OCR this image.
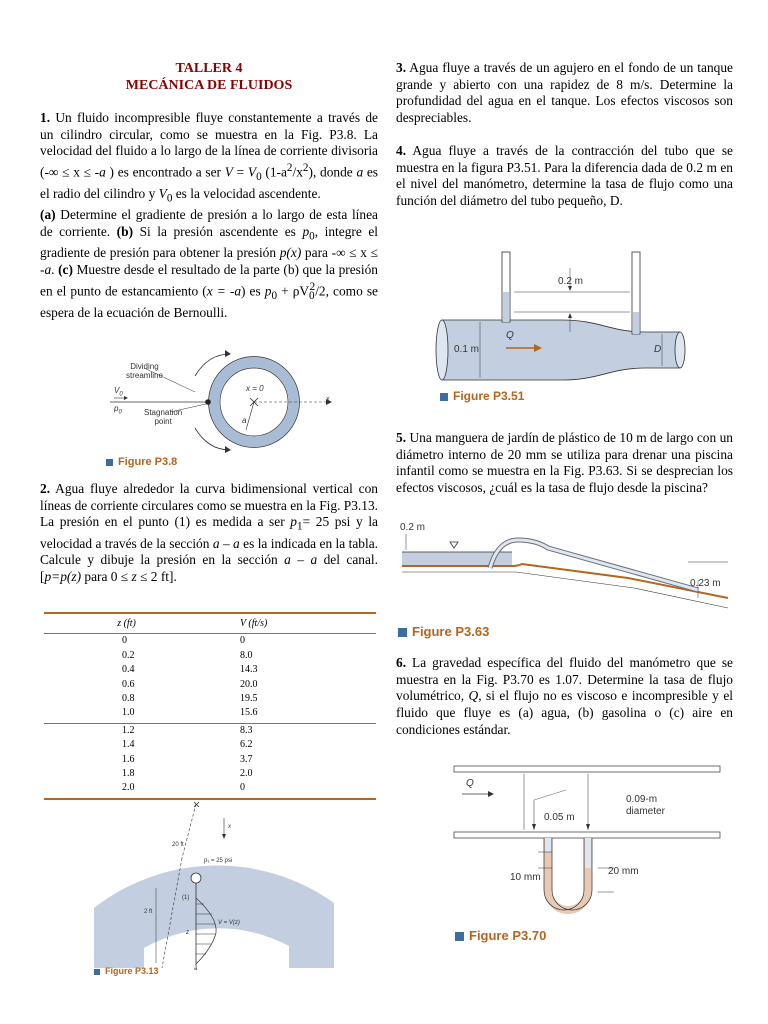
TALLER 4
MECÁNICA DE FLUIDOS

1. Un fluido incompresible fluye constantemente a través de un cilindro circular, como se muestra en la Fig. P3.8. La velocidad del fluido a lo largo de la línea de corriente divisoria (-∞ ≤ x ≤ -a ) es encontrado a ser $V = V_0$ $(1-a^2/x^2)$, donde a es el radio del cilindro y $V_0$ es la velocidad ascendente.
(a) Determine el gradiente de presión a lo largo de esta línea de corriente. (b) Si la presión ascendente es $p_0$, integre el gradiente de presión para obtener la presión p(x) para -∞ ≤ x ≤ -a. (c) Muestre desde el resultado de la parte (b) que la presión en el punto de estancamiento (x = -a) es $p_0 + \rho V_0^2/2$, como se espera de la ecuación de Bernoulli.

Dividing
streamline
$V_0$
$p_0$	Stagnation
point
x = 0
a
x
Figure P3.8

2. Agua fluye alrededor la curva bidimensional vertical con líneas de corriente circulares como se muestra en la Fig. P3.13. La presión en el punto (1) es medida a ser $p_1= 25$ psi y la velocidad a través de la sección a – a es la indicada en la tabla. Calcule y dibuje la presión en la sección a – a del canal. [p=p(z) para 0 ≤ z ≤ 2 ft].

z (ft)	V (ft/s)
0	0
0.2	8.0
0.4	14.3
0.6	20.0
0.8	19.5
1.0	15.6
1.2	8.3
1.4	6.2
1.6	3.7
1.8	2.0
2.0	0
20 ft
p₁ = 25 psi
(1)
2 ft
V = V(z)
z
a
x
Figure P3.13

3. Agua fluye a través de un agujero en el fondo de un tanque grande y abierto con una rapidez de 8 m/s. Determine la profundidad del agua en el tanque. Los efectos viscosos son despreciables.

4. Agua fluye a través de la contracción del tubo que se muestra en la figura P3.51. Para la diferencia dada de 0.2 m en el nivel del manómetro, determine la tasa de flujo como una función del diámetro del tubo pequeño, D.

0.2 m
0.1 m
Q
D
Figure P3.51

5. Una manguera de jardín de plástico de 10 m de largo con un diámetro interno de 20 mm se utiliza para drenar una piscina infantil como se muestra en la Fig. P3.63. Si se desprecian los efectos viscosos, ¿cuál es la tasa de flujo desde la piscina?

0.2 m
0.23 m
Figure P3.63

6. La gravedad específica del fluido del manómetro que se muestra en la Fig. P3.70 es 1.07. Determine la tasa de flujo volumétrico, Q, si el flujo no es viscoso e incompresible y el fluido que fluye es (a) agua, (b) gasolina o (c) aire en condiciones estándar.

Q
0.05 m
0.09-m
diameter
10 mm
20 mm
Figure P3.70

> **WRITTEN EXERCISE**: Transcribe all of the material exactly, leaving out whatever pictures it contains.

> **FINISHED ANSWER**:
OCR this image.
TALLER 4
MECÁNICA DE FLUIDOS

1. Un fluido incompresible fluye constantemente a través de un cilindro circular, como se muestra en la Fig. P3.8. La velocidad del fluido a lo largo de la línea de corriente divisoria (-∞ ≤ x ≤ -a ) es encontrado a ser $V = V_0$ $(1-a^2/x^2)$, donde a es el radio del cilindro y $V_0$ es la velocidad ascendente.
(a) Determine el gradiente de presión a lo largo de esta línea de corriente. (b) Si la presión ascendente es $p_0$, integre el gradiente de presión para obtener la presión p(x) para -∞ ≤ x ≤ -a. (c) Muestre desde el resultado de la parte (b) que la presión en el punto de estancamiento (x = -a) es $p_0 + \rho V_0^2/2$, como se espera de la ecuación de Bernoulli.

Dividing
streamline
$V_0$
$p_0$	Stagnation
point
x = 0
a
x
Figure P3.8

2. Agua fluye alrededor la curva bidimensional vertical con líneas de corriente circulares como se muestra en la Fig. P3.13. La presión en el punto (1) es medida a ser $p_1= 25$ psi y la velocidad a través de la sección a – a es la indicada en la tabla. Calcule y dibuje la presión en la sección a – a del canal. [p=p(z) para 0 ≤ z ≤ 2 ft].

z (ft)	V (ft/s)
0	0
0.2	8.0
0.4	14.3
0.6	20.0
0.8	19.5
1.0	15.6
1.2	8.3
1.4	6.2
1.6	3.7
1.8	2.0
2.0	0
20 ft
p₁ = 25 psi
(1)
2 ft
V = V(z)
z
a
x
Figure P3.13

3. Agua fluye a través de un agujero en el fondo de un tanque grande y abierto con una rapidez de 8 m/s. Determine la profundidad del agua en el tanque. Los efectos viscosos son despreciables.

4. Agua fluye a través de la contracción del tubo que se muestra en la figura P3.51. Para la diferencia dada de 0.2 m en el nivel del manómetro, determine la tasa de flujo como una función del diámetro del tubo pequeño, D.

0.2 m
0.1 m
Q
D
Figure P3.51

5. Una manguera de jardín de plástico de 10 m de largo con un diámetro interno de 20 mm se utiliza para drenar una piscina infantil como se muestra en la Fig. P3.63. Si se desprecian los efectos viscosos, ¿cuál es la tasa de flujo desde la piscina?

0.2 m
0.23 m
Figure P3.63

6. La gravedad específica del fluido del manómetro que se muestra en la Fig. P3.70 es 1.07. Determine la tasa de flujo volumétrico, Q, si el flujo no es viscoso e incompresible y el fluido que fluye es (a) agua, (b) gasolina o (c) aire en condiciones estándar.

Q
0.05 m
0.09-m
diameter
10 mm
20 mm
Figure P3.70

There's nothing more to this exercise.